◆ Supplied data:
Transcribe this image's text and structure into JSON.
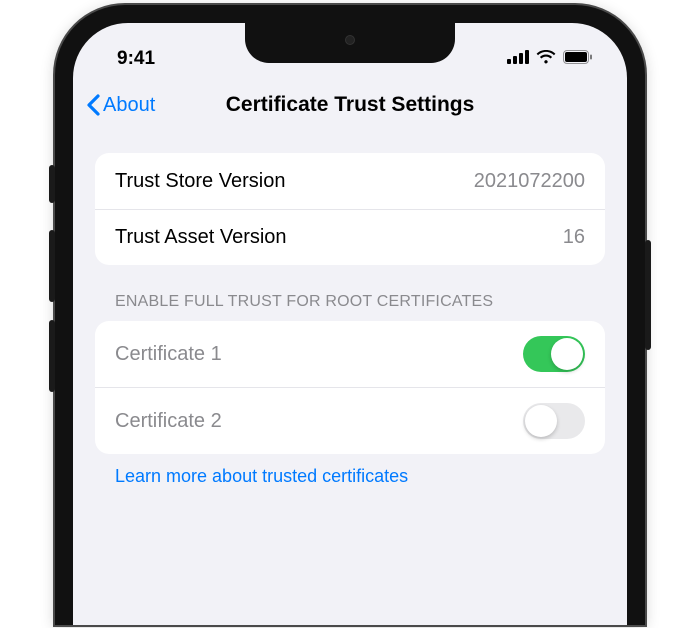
{
  "status": {
    "time": "9:41"
  },
  "nav": {
    "back": "About",
    "title": "Certificate Trust Settings"
  },
  "info_rows": [
    {
      "label": "Trust Store Version",
      "value": "2021072200"
    },
    {
      "label": "Trust Asset Version",
      "value": "16"
    }
  ],
  "cert_section": {
    "header": "ENABLE FULL TRUST FOR ROOT CERTIFICATES",
    "items": [
      {
        "label": "Certificate 1",
        "enabled": true
      },
      {
        "label": "Certificate 2",
        "enabled": false
      }
    ],
    "footer_link": "Learn more about trusted certificates"
  },
  "colors": {
    "accent": "#007aff",
    "toggle_on": "#34c759"
  }
}
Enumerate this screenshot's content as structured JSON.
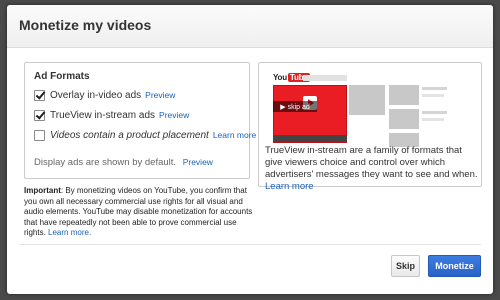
{
  "dialog": {
    "title": "Monetize my videos"
  },
  "ad_formats": {
    "title": "Ad Formats",
    "items": [
      {
        "label": "Overlay in-video ads",
        "checked": true,
        "link": "Preview",
        "italic": false
      },
      {
        "label": "TrueView in-stream ads",
        "checked": true,
        "link": "Preview",
        "italic": false
      },
      {
        "label": "Videos contain a product placement",
        "checked": false,
        "link": "Learn more",
        "italic": true
      }
    ],
    "display_note": "Display ads are shown by default.",
    "display_link": "Preview"
  },
  "preview": {
    "logo_you": "You",
    "logo_tube": "Tube",
    "skip_ad_label": "▶ skip ad",
    "description": "TrueView in-stream are a family of formats that give viewers choice and control over which advertisers' messages they want to see and when.",
    "description_link": "Learn more"
  },
  "important": {
    "label": "Important",
    "text": ": By monetizing videos on YouTube, you confirm that you own all necessary commercial use rights for all visual and audio elements. YouTube may disable monetization for accounts that have repeatedly not been able to prove commercial use rights.",
    "link": "Learn more."
  },
  "buttons": {
    "skip": "Skip",
    "monetize": "Monetize"
  },
  "colors": {
    "link": "#1c62b9",
    "primary_button": "#2863c8",
    "player_red": "#ea1c24"
  }
}
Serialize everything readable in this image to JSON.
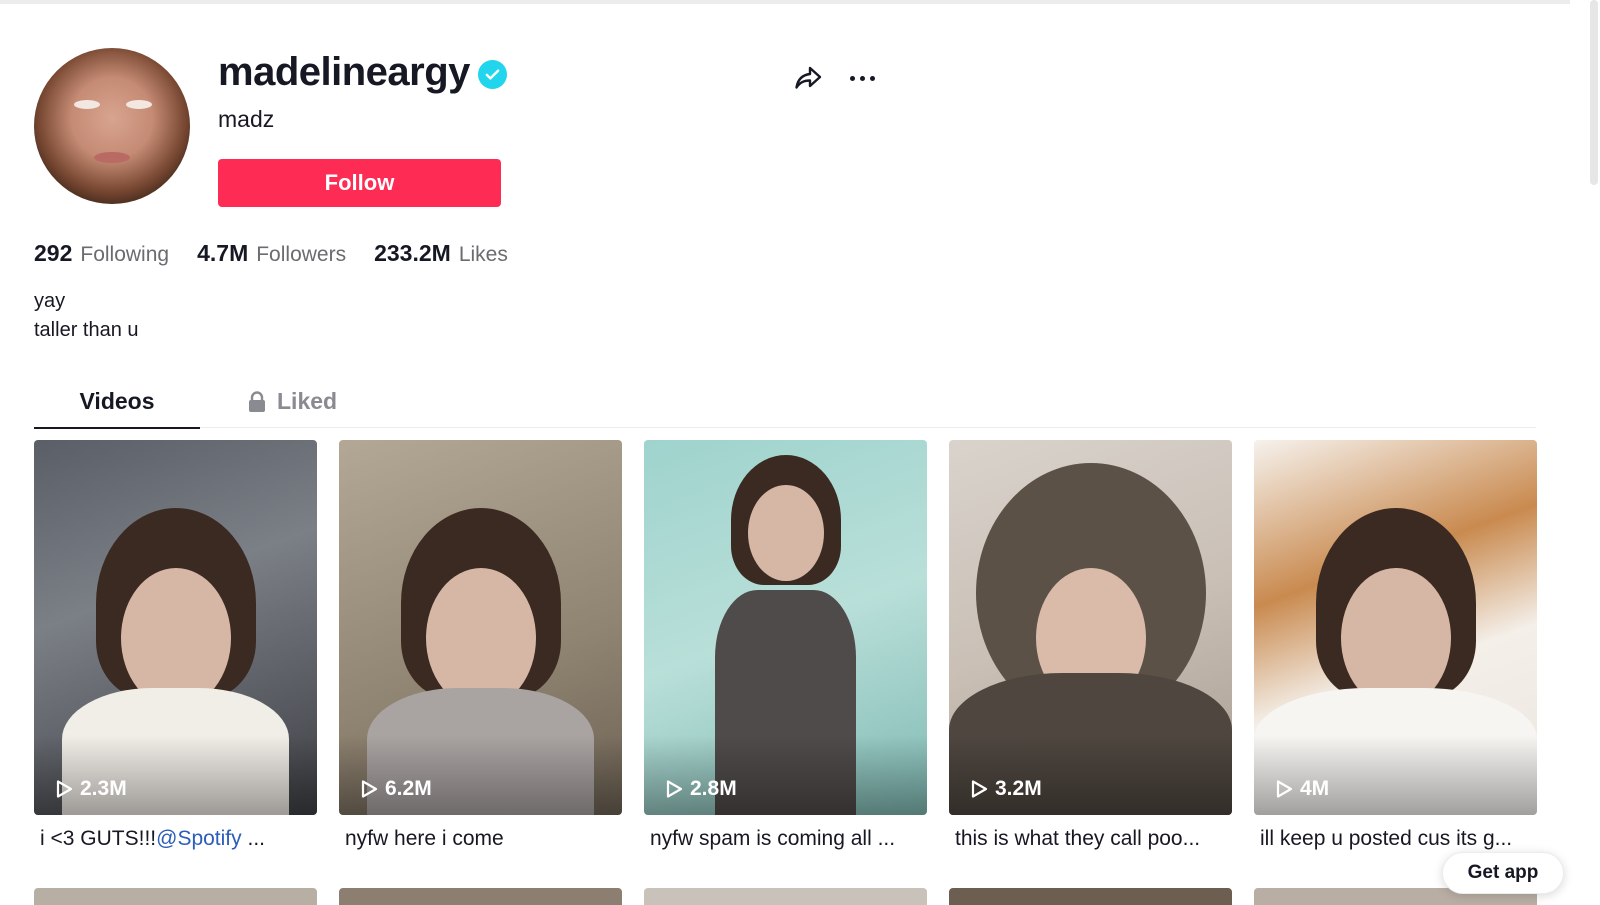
{
  "profile": {
    "username": "madelineargy",
    "nickname": "madz",
    "follow_label": "Follow",
    "verified_color": "#20d5ec"
  },
  "stats": [
    {
      "value": "292",
      "label": "Following"
    },
    {
      "value": "4.7M",
      "label": "Followers"
    },
    {
      "value": "233.2M",
      "label": "Likes"
    }
  ],
  "bio": {
    "line1": "yay",
    "line2": "taller than u"
  },
  "tabs": {
    "videos": "Videos",
    "liked": "Liked"
  },
  "videos": [
    {
      "views": "2.3M",
      "caption_prefix": "i <3 GUTS!!!",
      "mention": "@Spotify",
      "caption_suffix": " ..."
    },
    {
      "views": "6.2M",
      "caption": "nyfw here i come"
    },
    {
      "views": "2.8M",
      "caption": "nyfw spam is coming all ..."
    },
    {
      "views": "3.2M",
      "caption": "this is what they call poo..."
    },
    {
      "views": "4M",
      "caption": "ill keep u posted cus its g..."
    }
  ],
  "get_app_label": "Get app",
  "colors": {
    "accent": "#fe2c55",
    "mention": "#2b5db9",
    "text": "#161823",
    "muted": "#6b6b70"
  }
}
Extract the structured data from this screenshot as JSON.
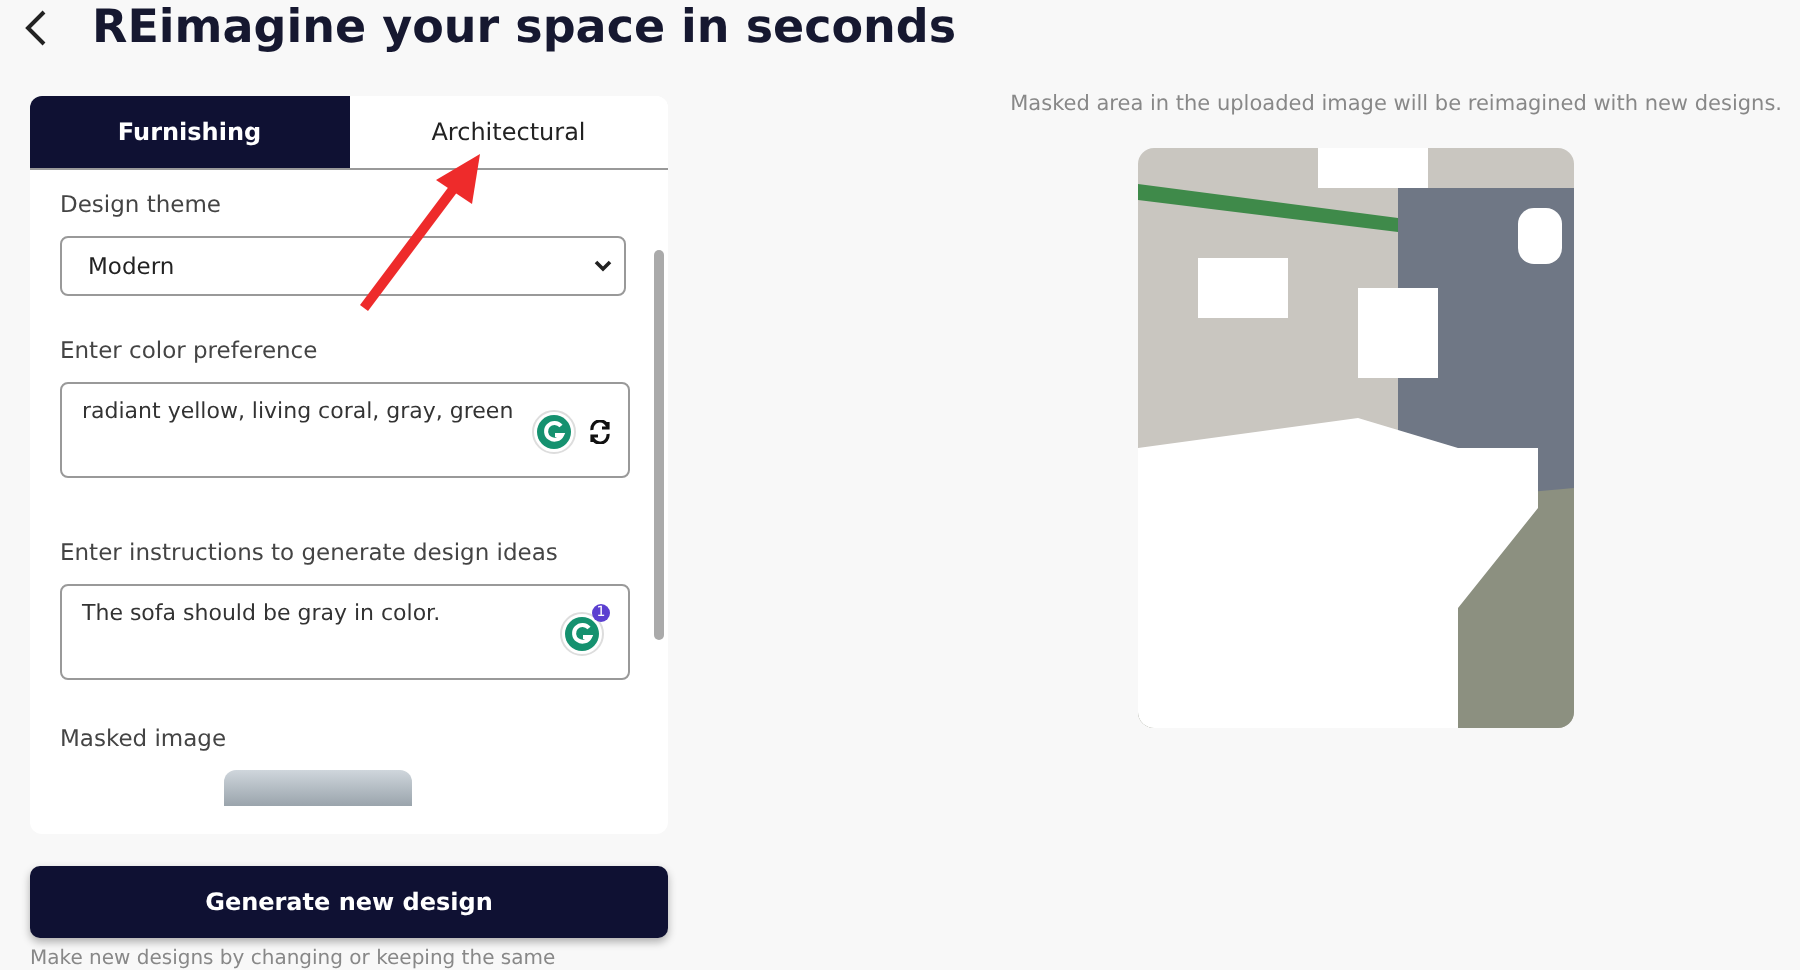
{
  "header": {
    "title": "REimagine your space in seconds"
  },
  "tabs": [
    {
      "label": "Furnishing",
      "selected": true
    },
    {
      "label": "Architectural",
      "selected": false
    }
  ],
  "form": {
    "theme_label": "Design theme",
    "theme_value": "Modern",
    "color_label": "Enter color preference",
    "color_value": "radiant yellow, living coral, gray, green",
    "instructions_label": "Enter instructions to generate design ideas",
    "instructions_value": "The sofa should be gray in color.",
    "instructions_badge": "1",
    "masked_label": "Masked image"
  },
  "generate_button": "Generate new design",
  "footnote": "Make new designs by changing or keeping the same",
  "preview": {
    "caption": "Masked area in the uploaded image will be reimagined with new designs."
  }
}
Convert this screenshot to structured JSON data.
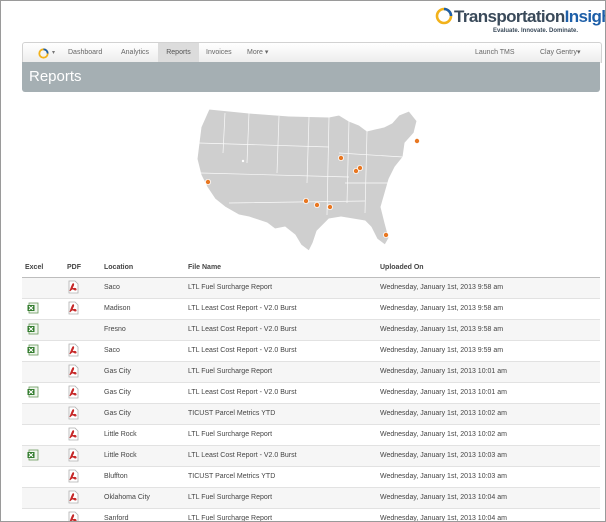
{
  "brand": {
    "name_part1": "Transportation",
    "name_part2": "Insight",
    "tagline": "Evaluate. Innovate. Dominate.",
    "colors": {
      "ring_outer": "#f2b21b",
      "ring_inner": "#1e5fa8",
      "text": "#3a4a5a"
    }
  },
  "nav": {
    "home_icon": "app-logo-icon",
    "items": [
      {
        "label": "Dashboard"
      },
      {
        "label": "Analytics"
      },
      {
        "label": "Reports",
        "active": true
      },
      {
        "label": "Invoices"
      },
      {
        "label": "More ▾"
      }
    ],
    "right": [
      {
        "label": "Launch TMS"
      },
      {
        "label": "Clay Gentry▾"
      }
    ]
  },
  "header": {
    "title": "Reports",
    "color": "#a5afb3"
  },
  "map": {
    "description_icon": "us-map",
    "marker_color": "#e87722"
  },
  "table": {
    "columns": [
      "Excel",
      "PDF",
      "Location",
      "File Name",
      "Uploaded On"
    ],
    "rows": [
      {
        "excel": false,
        "pdf": true,
        "location": "Saco",
        "file": "LTL Fuel Surcharge Report",
        "uploaded": "Wednesday, January 1st, 2013 9:58 am"
      },
      {
        "excel": true,
        "pdf": true,
        "location": "Madison",
        "file": "LTL Least Cost Report - V2.0 Burst",
        "uploaded": "Wednesday, January 1st, 2013 9:58 am"
      },
      {
        "excel": true,
        "pdf": false,
        "location": "Fresno",
        "file": "LTL Least Cost Report - V2.0 Burst",
        "uploaded": "Wednesday, January 1st, 2013 9:58 am"
      },
      {
        "excel": true,
        "pdf": true,
        "location": "Saco",
        "file": "LTL Least Cost Report - V2.0 Burst",
        "uploaded": "Wednesday, January 1st, 2013 9:59 am"
      },
      {
        "excel": false,
        "pdf": true,
        "location": "Gas City",
        "file": "LTL Fuel Surcharge Report",
        "uploaded": "Wednesday, January 1st, 2013 10:01 am"
      },
      {
        "excel": true,
        "pdf": true,
        "location": "Gas City",
        "file": "LTL Least Cost Report - V2.0 Burst",
        "uploaded": "Wednesday, January 1st, 2013 10:01 am"
      },
      {
        "excel": false,
        "pdf": true,
        "location": "Gas City",
        "file": "TICUST Parcel Metrics YTD",
        "uploaded": "Wednesday, January 1st, 2013 10:02 am"
      },
      {
        "excel": false,
        "pdf": true,
        "location": "Little Rock",
        "file": "LTL Fuel Surcharge Report",
        "uploaded": "Wednesday, January 1st, 2013 10:02 am"
      },
      {
        "excel": true,
        "pdf": true,
        "location": "Little Rock",
        "file": "LTL Least Cost Report - V2.0 Burst",
        "uploaded": "Wednesday, January 1st, 2013 10:03 am"
      },
      {
        "excel": false,
        "pdf": true,
        "location": "Bluffton",
        "file": "TICUST Parcel Metrics YTD",
        "uploaded": "Wednesday, January 1st, 2013 10:03 am"
      },
      {
        "excel": false,
        "pdf": true,
        "location": "Oklahoma City",
        "file": "LTL Fuel Surcharge Report",
        "uploaded": "Wednesday, January 1st, 2013 10:04 am"
      },
      {
        "excel": false,
        "pdf": true,
        "location": "Sanford",
        "file": "LTL Fuel Surcharge Report",
        "uploaded": "Wednesday, January 1st, 2013 10:04 am"
      }
    ]
  },
  "icons": {
    "excel": "excel-file-icon",
    "pdf": "pdf-file-icon"
  }
}
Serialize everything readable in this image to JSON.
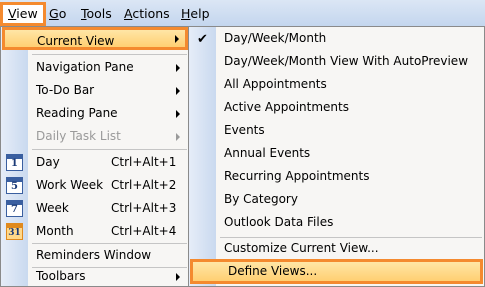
{
  "menubar": {
    "items": [
      {
        "label": "View",
        "accel": "V"
      },
      {
        "label": "Go",
        "accel": "G"
      },
      {
        "label": "Tools",
        "accel": "T"
      },
      {
        "label": "Actions",
        "accel": "A"
      },
      {
        "label": "Help",
        "accel": "H"
      }
    ]
  },
  "view_menu": {
    "items": [
      {
        "label": "Current View",
        "has_submenu": true,
        "highlighted": true
      },
      {
        "label": "Navigation Pane",
        "has_submenu": true
      },
      {
        "label": "To-Do Bar",
        "has_submenu": true
      },
      {
        "label": "Reading Pane",
        "has_submenu": true
      },
      {
        "label": "Daily Task List",
        "has_submenu": true,
        "disabled": true
      },
      {
        "label": "Day",
        "shortcut": "Ctrl+Alt+1",
        "icon": "calendar-day-icon",
        "icon_text": "1"
      },
      {
        "label": "Work Week",
        "shortcut": "Ctrl+Alt+2",
        "icon": "calendar-work-week-icon",
        "icon_text": "5"
      },
      {
        "label": "Week",
        "shortcut": "Ctrl+Alt+3",
        "icon": "calendar-week-icon",
        "icon_text": "7"
      },
      {
        "label": "Month",
        "shortcut": "Ctrl+Alt+4",
        "icon": "calendar-month-icon",
        "icon_text": "31",
        "icon_active": true
      },
      {
        "label": "Reminders Window"
      },
      {
        "label": "Toolbars",
        "has_submenu": true
      }
    ]
  },
  "current_view_menu": {
    "items": [
      {
        "label": "Day/Week/Month",
        "checked": true
      },
      {
        "label": "Day/Week/Month View With AutoPreview"
      },
      {
        "label": "All Appointments"
      },
      {
        "label": "Active Appointments"
      },
      {
        "label": "Events"
      },
      {
        "label": "Annual Events"
      },
      {
        "label": "Recurring Appointments"
      },
      {
        "label": "By Category"
      },
      {
        "label": "Outlook Data Files"
      },
      {
        "label": "Customize Current View..."
      },
      {
        "label": "Define Views...",
        "highlighted": true
      }
    ]
  },
  "colors": {
    "highlight_border": "#f48a2f",
    "highlight_fill": "#ffd88a",
    "menubar": "#c4d6ee"
  }
}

◆ Your objective: Give only the number of lines in the entries above that contain the string "nyfw".

◆ Correct answer: 2